_Aim of the task_. Write out each record below exactly as it appears, with no pictures.

Extracted data entries:
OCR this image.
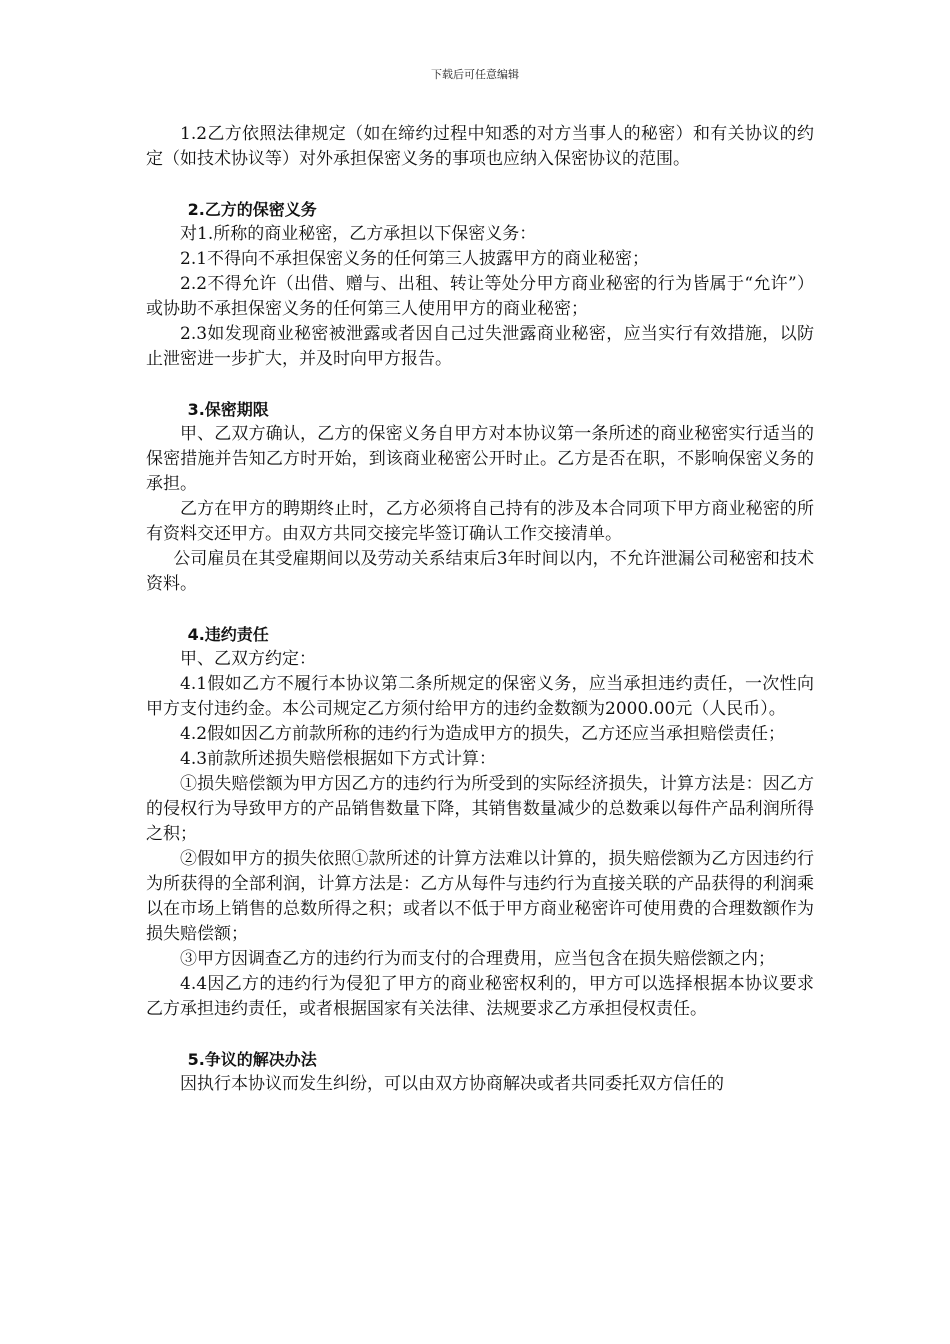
下载后可任意编辑

1.2乙方依照法律规定（如在缔约过程中知悉的对方当事人的秘密）和有关协议的约定（如技术协议等）对外承担保密义务的事项也应纳入保密协议的范围。

2.乙方的保密义务

对1.所称的商业秘密，乙方承担以下保密义务：

2.1不得向不承担保密义务的任何第三人披露甲方的商业秘密；

2.2不得允许（出借、赠与、出租、转让等处分甲方商业秘密的行为皆属于“允许”）或协助不承担保密义务的任何第三人使用甲方的商业秘密；

2.3如发现商业秘密被泄露或者因自己过失泄露商业秘密，应当实行有效措施，以防止泄密进一步扩大，并及时向甲方报告。

3.保密期限

甲、乙双方确认，乙方的保密义务自甲方对本协议第一条所述的商业秘密实行适当的保密措施并告知乙方时开始，到该商业秘密公开时止。乙方是否在职，不影响保密义务的承担。

乙方在甲方的聘期终止时，乙方必须将自己持有的涉及本合同项下甲方商业秘密的所有资料交还甲方。由双方共同交接完毕签订确认工作交接清单。

公司雇员在其受雇期间以及劳动关系结束后3年时间以内，不允许泄漏公司秘密和技术资料。

4.违约责任

甲、乙双方约定：

4.1假如乙方不履行本协议第二条所规定的保密义务，应当承担违约责任，一次性向甲方支付违约金。本公司规定乙方须付给甲方的违约金数额为2000.00元（人民币）。

4.2假如因乙方前款所称的违约行为造成甲方的损失，乙方还应当承担赔偿责任；

4.3前款所述损失赔偿根据如下方式计算：

①损失赔偿额为甲方因乙方的违约行为所受到的实际经济损失，计算方法是：因乙方的侵权行为导致甲方的产品销售数量下降，其销售数量减少的总数乘以每件产品利润所得之积；

②假如甲方的损失依照①款所述的计算方法难以计算的，损失赔偿额为乙方因违约行为所获得的全部利润，计算方法是：乙方从每件与违约行为直接关联的产品获得的利润乘以在市场上销售的总数所得之积；或者以不低于甲方商业秘密许可使用费的合理数额作为损失赔偿额；

③甲方因调查乙方的违约行为而支付的合理费用，应当包含在损失赔偿额之内；

4.4因乙方的违约行为侵犯了甲方的商业秘密权利的，甲方可以选择根据本协议要求乙方承担违约责任，或者根据国家有关法律、法规要求乙方承担侵权责任。

5.争议的解决办法

因执行本协议而发生纠纷，可以由双方协商解决或者共同委托双方信任的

_Task answer_.
OCR this image.
下载后可任意编辑

1.2乙方依照法律规定（如在缔约过程中知悉的对方当事人的秘密）和有关协议的约定（如技术协议等）对外承担保密义务的事项也应纳入保密协议的范围。

2.乙方的保密义务

对1.所称的商业秘密，乙方承担以下保密义务：

2.1不得向不承担保密义务的任何第三人披露甲方的商业秘密；

2.2不得允许（出借、赠与、出租、转让等处分甲方商业秘密的行为皆属于“允许”）或协助不承担保密义务的任何第三人使用甲方的商业秘密；

2.3如发现商业秘密被泄露或者因自己过失泄露商业秘密，应当实行有效措施，以防止泄密进一步扩大，并及时向甲方报告。

3.保密期限

甲、乙双方确认，乙方的保密义务自甲方对本协议第一条所述的商业秘密实行适当的保密措施并告知乙方时开始，到该商业秘密公开时止。乙方是否在职，不影响保密义务的承担。

乙方在甲方的聘期终止时，乙方必须将自己持有的涉及本合同项下甲方商业秘密的所有资料交还甲方。由双方共同交接完毕签订确认工作交接清单。

公司雇员在其受雇期间以及劳动关系结束后3年时间以内，不允许泄漏公司秘密和技术资料。

4.违约责任

甲、乙双方约定：

4.1假如乙方不履行本协议第二条所规定的保密义务，应当承担违约责任，一次性向甲方支付违约金。本公司规定乙方须付给甲方的违约金数额为2000.00元（人民币）。

4.2假如因乙方前款所称的违约行为造成甲方的损失，乙方还应当承担赔偿责任；

4.3前款所述损失赔偿根据如下方式计算：

①损失赔偿额为甲方因乙方的违约行为所受到的实际经济损失，计算方法是：因乙方的侵权行为导致甲方的产品销售数量下降，其销售数量减少的总数乘以每件产品利润所得之积；

②假如甲方的损失依照①款所述的计算方法难以计算的，损失赔偿额为乙方因违约行为所获得的全部利润，计算方法是：乙方从每件与违约行为直接关联的产品获得的利润乘以在市场上销售的总数所得之积；或者以不低于甲方商业秘密许可使用费的合理数额作为损失赔偿额；

③甲方因调查乙方的违约行为而支付的合理费用，应当包含在损失赔偿额之内；

4.4因乙方的违约行为侵犯了甲方的商业秘密权利的，甲方可以选择根据本协议要求乙方承担违约责任，或者根据国家有关法律、法规要求乙方承担侵权责任。

5.争议的解决办法

因执行本协议而发生纠纷，可以由双方协商解决或者共同委托双方信任的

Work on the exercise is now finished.